THE TASK: Your task is to copy every line of the entries that contains "image".

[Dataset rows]
* * * * *
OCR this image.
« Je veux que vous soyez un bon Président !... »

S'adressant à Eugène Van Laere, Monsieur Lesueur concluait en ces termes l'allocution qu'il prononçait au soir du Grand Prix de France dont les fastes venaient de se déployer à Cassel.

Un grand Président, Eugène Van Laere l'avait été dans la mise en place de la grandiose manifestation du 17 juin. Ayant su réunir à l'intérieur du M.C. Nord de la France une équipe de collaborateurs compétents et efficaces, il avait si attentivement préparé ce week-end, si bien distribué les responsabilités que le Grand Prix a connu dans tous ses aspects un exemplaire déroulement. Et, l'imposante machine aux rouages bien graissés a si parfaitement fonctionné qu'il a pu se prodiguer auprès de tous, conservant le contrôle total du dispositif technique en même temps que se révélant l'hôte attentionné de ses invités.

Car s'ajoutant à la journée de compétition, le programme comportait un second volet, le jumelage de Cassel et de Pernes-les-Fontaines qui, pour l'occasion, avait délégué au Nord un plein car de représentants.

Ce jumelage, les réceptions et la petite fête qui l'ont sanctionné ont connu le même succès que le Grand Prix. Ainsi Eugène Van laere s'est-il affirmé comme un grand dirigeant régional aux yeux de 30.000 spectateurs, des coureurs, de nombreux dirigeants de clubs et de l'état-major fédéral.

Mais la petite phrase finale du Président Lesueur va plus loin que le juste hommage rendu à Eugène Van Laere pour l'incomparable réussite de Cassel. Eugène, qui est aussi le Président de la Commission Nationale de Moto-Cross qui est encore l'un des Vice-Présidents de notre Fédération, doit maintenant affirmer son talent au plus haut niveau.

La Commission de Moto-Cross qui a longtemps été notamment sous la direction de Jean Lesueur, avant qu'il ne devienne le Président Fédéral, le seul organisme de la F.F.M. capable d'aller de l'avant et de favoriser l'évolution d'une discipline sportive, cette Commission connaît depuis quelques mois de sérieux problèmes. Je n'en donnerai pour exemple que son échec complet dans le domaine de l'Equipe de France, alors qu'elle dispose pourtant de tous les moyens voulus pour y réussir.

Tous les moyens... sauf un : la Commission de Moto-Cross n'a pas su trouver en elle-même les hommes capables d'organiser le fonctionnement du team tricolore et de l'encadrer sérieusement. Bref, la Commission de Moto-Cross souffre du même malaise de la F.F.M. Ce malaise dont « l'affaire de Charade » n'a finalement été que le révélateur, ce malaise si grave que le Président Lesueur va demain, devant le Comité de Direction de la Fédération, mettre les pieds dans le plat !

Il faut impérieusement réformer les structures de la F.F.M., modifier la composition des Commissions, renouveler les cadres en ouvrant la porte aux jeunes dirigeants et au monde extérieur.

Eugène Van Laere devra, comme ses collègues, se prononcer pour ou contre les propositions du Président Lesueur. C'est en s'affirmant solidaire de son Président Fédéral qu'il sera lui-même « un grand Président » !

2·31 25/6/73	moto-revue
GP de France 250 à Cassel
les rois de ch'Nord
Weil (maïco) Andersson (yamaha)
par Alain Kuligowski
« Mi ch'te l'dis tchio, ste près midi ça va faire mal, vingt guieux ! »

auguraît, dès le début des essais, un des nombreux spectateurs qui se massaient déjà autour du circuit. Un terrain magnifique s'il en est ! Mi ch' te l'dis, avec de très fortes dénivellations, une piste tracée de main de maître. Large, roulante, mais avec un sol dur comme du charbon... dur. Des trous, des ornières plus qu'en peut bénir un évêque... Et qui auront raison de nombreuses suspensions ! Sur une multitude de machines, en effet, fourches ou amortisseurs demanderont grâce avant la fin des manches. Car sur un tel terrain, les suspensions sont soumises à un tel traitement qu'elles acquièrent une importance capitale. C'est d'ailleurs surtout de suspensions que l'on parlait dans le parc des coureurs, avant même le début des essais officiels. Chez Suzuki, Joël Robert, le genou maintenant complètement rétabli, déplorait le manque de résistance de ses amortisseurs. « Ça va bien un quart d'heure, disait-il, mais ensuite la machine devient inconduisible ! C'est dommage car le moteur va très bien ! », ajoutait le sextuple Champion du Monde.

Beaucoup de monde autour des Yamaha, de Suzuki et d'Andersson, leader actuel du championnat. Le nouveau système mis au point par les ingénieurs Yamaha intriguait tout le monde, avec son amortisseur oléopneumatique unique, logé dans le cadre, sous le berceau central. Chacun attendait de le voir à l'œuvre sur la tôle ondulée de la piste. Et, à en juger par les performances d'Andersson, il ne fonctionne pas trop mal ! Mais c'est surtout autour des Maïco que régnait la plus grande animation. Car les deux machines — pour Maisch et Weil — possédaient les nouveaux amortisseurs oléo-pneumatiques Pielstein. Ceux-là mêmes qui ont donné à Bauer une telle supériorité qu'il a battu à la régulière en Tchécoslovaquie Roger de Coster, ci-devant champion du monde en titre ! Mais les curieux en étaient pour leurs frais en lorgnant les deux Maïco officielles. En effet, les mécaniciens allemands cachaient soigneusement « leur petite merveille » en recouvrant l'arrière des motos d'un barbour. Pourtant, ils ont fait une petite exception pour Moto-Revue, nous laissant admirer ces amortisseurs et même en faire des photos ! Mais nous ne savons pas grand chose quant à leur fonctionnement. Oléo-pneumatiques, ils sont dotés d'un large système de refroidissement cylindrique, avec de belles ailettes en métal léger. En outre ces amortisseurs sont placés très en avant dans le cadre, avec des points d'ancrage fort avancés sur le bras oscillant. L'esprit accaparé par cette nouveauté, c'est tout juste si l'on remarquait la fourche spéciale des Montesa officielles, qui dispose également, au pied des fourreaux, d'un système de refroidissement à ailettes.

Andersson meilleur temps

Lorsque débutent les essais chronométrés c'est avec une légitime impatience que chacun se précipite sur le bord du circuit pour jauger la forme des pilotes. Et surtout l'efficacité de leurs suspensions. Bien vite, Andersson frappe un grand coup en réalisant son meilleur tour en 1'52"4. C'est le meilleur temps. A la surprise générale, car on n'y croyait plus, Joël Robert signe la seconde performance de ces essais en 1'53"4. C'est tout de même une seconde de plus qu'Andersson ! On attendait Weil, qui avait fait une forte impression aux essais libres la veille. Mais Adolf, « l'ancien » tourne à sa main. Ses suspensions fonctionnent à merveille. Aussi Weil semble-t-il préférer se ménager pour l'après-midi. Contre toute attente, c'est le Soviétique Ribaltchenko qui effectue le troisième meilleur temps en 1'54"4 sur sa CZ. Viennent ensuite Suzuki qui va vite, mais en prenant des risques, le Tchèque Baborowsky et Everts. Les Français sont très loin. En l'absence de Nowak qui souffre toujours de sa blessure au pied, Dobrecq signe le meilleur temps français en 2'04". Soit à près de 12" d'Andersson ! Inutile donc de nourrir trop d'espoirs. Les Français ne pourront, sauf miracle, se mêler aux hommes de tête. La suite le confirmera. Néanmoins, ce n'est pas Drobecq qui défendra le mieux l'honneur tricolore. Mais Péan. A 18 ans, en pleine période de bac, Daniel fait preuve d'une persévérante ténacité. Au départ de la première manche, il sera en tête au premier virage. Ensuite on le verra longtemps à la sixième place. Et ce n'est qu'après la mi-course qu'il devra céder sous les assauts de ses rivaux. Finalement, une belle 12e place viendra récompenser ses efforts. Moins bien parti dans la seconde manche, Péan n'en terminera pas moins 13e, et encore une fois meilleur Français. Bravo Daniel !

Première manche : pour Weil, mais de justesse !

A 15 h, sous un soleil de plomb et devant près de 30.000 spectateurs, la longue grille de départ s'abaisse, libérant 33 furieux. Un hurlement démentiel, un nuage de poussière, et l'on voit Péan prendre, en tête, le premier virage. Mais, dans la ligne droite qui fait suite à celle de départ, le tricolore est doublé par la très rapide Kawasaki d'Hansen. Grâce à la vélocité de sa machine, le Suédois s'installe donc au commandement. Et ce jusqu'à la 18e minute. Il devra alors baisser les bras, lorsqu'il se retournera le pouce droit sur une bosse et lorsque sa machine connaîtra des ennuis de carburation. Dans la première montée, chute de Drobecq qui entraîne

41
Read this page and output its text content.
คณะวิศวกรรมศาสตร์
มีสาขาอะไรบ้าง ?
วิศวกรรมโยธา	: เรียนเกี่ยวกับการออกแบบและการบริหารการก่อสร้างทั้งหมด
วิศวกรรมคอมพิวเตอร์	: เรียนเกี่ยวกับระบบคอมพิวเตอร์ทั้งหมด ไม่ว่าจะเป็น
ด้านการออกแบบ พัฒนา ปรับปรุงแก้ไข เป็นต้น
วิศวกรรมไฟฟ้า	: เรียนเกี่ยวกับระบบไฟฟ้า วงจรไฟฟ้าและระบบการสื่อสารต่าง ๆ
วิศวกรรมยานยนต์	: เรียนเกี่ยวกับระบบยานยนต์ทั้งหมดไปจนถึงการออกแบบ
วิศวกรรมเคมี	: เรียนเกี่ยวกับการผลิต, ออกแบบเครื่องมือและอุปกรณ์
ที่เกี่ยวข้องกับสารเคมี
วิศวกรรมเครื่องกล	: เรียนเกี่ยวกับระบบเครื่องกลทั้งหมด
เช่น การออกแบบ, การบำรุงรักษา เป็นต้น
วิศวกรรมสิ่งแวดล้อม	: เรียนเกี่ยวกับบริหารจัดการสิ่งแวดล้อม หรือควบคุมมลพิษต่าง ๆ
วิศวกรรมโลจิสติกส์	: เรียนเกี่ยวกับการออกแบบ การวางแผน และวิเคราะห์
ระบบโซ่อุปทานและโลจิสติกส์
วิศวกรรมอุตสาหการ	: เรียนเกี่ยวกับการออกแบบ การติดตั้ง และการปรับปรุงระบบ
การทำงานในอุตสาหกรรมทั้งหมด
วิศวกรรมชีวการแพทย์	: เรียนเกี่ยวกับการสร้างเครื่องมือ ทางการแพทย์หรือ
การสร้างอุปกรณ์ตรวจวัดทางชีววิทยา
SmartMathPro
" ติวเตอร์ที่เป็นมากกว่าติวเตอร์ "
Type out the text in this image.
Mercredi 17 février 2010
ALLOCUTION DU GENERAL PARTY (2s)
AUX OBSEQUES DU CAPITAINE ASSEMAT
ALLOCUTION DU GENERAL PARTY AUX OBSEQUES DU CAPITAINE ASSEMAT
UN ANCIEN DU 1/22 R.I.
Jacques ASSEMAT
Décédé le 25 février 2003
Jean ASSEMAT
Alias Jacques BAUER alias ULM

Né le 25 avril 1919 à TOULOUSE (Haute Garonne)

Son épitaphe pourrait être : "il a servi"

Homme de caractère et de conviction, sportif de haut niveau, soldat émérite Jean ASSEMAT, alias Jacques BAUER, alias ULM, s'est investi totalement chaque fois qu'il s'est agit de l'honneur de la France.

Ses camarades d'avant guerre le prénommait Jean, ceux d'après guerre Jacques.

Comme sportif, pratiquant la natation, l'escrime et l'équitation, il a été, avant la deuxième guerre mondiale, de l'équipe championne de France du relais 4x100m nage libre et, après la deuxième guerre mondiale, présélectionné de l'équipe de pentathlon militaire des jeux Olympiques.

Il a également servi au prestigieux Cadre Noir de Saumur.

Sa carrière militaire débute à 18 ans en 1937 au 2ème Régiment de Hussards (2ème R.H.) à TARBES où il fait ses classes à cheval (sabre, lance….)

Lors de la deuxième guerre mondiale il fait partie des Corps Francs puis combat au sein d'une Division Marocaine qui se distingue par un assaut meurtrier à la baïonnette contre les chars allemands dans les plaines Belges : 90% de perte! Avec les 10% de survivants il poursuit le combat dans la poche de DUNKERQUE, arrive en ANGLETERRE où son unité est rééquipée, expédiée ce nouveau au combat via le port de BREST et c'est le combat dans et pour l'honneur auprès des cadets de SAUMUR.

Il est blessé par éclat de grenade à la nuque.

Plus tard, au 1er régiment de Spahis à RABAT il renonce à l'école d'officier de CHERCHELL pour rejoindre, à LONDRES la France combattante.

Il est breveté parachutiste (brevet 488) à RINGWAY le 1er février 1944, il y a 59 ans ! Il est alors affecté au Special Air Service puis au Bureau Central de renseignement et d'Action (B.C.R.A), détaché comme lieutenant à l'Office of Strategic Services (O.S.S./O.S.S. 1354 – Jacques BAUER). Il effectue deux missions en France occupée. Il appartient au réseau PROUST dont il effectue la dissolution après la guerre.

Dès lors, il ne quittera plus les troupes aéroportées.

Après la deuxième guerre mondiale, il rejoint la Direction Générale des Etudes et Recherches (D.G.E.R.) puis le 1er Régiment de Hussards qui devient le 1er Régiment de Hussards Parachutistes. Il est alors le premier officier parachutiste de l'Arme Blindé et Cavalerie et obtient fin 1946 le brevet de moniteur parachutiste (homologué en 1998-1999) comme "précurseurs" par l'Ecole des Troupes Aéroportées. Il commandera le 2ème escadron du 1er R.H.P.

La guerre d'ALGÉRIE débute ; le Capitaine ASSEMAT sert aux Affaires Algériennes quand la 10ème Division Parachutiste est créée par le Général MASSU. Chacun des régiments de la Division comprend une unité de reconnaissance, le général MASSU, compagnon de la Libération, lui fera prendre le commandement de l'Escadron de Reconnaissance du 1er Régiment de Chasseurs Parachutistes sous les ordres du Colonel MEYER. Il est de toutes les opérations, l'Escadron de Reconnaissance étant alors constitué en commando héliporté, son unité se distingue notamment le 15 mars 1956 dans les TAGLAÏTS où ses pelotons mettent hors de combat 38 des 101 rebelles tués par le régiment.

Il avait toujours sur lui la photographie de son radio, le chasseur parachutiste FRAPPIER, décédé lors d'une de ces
* * * * *
PROBLEM SOLUTION:
OCR this image.
Type out the text in this image.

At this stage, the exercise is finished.